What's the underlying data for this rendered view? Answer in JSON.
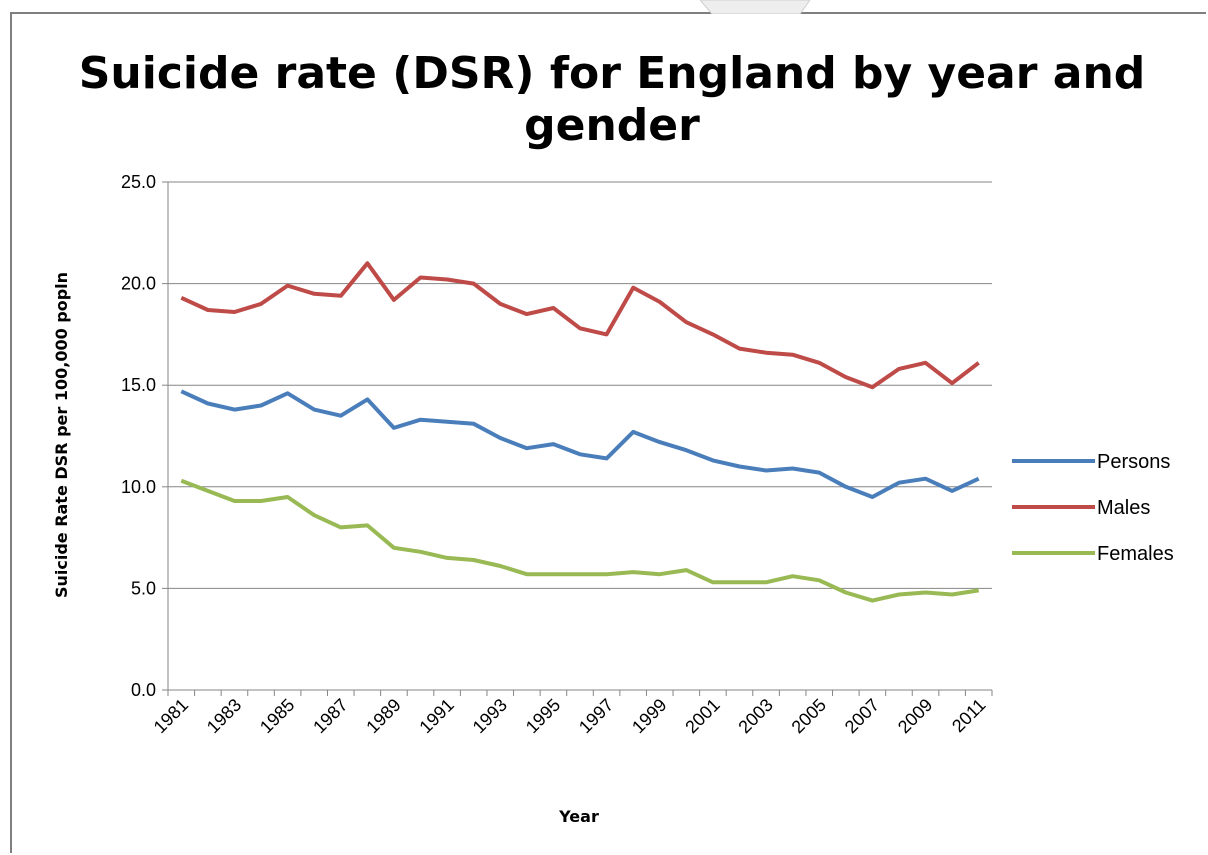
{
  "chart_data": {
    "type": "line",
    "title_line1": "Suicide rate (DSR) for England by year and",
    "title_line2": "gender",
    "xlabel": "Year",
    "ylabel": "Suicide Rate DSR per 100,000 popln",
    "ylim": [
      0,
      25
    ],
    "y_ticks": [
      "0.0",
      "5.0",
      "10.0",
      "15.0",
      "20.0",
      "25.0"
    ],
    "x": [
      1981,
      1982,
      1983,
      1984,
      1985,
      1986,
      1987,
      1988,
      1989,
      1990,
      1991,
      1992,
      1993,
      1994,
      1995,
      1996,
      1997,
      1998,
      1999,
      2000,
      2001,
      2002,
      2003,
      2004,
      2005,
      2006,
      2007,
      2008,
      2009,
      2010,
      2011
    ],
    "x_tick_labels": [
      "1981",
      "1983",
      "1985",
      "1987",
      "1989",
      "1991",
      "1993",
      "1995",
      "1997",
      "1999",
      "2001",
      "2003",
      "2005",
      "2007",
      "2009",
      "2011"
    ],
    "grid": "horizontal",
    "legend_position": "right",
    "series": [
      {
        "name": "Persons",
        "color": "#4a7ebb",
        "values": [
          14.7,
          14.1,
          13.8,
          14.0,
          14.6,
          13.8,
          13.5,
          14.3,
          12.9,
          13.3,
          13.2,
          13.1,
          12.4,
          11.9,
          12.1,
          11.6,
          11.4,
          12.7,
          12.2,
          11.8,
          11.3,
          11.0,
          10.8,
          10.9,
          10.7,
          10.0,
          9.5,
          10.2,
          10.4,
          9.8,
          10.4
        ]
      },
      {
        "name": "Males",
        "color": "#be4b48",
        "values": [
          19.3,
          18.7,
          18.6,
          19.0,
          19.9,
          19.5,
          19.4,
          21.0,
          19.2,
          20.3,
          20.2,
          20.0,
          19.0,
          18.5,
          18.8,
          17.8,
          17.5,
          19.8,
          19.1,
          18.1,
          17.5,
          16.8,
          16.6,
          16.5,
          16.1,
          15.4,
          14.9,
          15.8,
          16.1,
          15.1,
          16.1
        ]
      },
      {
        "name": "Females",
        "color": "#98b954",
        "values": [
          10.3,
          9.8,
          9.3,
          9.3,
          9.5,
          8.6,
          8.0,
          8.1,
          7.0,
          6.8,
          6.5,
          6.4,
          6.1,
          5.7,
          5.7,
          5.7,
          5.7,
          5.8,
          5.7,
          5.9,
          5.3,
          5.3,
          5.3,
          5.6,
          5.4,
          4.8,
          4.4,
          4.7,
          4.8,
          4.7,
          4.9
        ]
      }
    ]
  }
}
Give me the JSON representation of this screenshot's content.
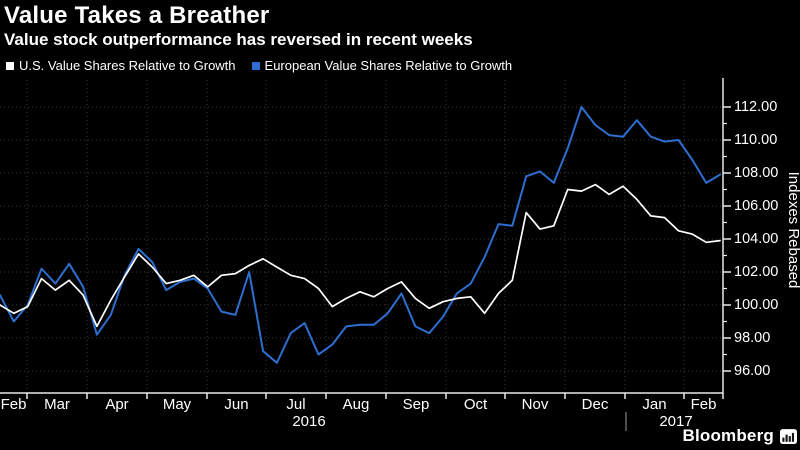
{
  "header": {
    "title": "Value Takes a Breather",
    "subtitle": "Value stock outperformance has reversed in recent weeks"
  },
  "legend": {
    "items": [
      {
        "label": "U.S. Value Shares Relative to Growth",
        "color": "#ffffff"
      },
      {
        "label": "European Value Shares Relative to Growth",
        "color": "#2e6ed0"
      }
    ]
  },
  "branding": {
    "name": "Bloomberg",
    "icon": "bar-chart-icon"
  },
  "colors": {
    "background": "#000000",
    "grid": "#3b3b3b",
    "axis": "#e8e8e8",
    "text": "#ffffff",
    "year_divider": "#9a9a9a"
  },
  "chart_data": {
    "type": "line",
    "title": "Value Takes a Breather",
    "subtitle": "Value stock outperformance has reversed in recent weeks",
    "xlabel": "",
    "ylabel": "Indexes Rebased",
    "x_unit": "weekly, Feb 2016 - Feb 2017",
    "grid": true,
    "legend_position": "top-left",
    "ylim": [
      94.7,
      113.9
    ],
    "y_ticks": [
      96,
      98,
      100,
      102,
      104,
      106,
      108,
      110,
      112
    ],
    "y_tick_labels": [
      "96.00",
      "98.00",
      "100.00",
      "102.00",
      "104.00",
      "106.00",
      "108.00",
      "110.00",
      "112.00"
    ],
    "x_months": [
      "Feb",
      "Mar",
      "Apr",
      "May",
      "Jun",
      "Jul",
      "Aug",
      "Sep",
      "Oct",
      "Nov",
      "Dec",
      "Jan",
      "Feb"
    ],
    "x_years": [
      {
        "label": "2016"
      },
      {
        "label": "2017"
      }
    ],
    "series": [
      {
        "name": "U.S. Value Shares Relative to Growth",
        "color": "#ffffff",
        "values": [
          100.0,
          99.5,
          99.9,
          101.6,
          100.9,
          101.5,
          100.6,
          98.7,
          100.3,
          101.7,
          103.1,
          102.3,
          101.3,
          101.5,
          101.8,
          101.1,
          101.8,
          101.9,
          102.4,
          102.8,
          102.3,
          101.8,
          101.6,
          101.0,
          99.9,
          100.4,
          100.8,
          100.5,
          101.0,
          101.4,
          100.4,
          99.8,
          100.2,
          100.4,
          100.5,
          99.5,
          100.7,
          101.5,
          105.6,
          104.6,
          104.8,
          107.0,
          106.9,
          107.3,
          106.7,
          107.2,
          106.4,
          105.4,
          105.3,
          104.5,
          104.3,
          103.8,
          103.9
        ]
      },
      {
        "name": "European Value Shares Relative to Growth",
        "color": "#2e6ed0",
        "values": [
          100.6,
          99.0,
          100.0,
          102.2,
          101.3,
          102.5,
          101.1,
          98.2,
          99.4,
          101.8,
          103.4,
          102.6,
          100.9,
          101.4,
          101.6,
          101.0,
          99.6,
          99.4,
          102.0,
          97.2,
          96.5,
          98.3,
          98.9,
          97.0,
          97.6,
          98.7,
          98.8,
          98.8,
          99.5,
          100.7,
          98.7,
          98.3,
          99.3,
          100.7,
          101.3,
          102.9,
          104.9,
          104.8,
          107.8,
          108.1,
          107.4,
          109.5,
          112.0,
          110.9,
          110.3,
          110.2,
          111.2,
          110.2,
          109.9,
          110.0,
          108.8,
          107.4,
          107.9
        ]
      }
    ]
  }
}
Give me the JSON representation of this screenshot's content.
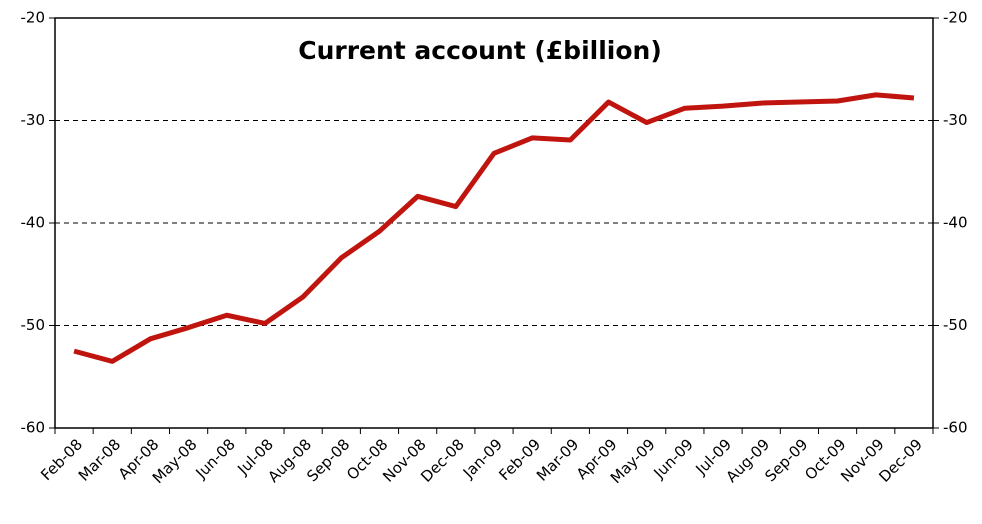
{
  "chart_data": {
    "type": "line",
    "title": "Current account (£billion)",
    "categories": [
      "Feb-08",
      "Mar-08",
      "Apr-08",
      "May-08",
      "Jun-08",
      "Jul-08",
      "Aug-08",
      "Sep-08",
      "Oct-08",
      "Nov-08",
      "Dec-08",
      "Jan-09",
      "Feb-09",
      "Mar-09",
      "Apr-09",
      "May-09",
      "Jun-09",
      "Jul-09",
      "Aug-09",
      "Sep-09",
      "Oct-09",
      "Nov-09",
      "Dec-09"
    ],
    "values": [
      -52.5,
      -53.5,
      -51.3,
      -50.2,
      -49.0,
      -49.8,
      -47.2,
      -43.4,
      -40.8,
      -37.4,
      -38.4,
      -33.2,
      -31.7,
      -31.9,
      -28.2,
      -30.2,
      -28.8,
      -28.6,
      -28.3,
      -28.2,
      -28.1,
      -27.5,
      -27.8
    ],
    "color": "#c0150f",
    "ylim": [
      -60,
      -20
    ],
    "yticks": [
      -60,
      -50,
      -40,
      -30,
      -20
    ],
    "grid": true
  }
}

_Task goal_:
Point out every line holding the string "Suicide" and copy it.

_Task response_:
    "title_line1": "Suicide rate (DSR) for England by year and",
    "ylabel": "Suicide Rate DSR per 100,000 popln",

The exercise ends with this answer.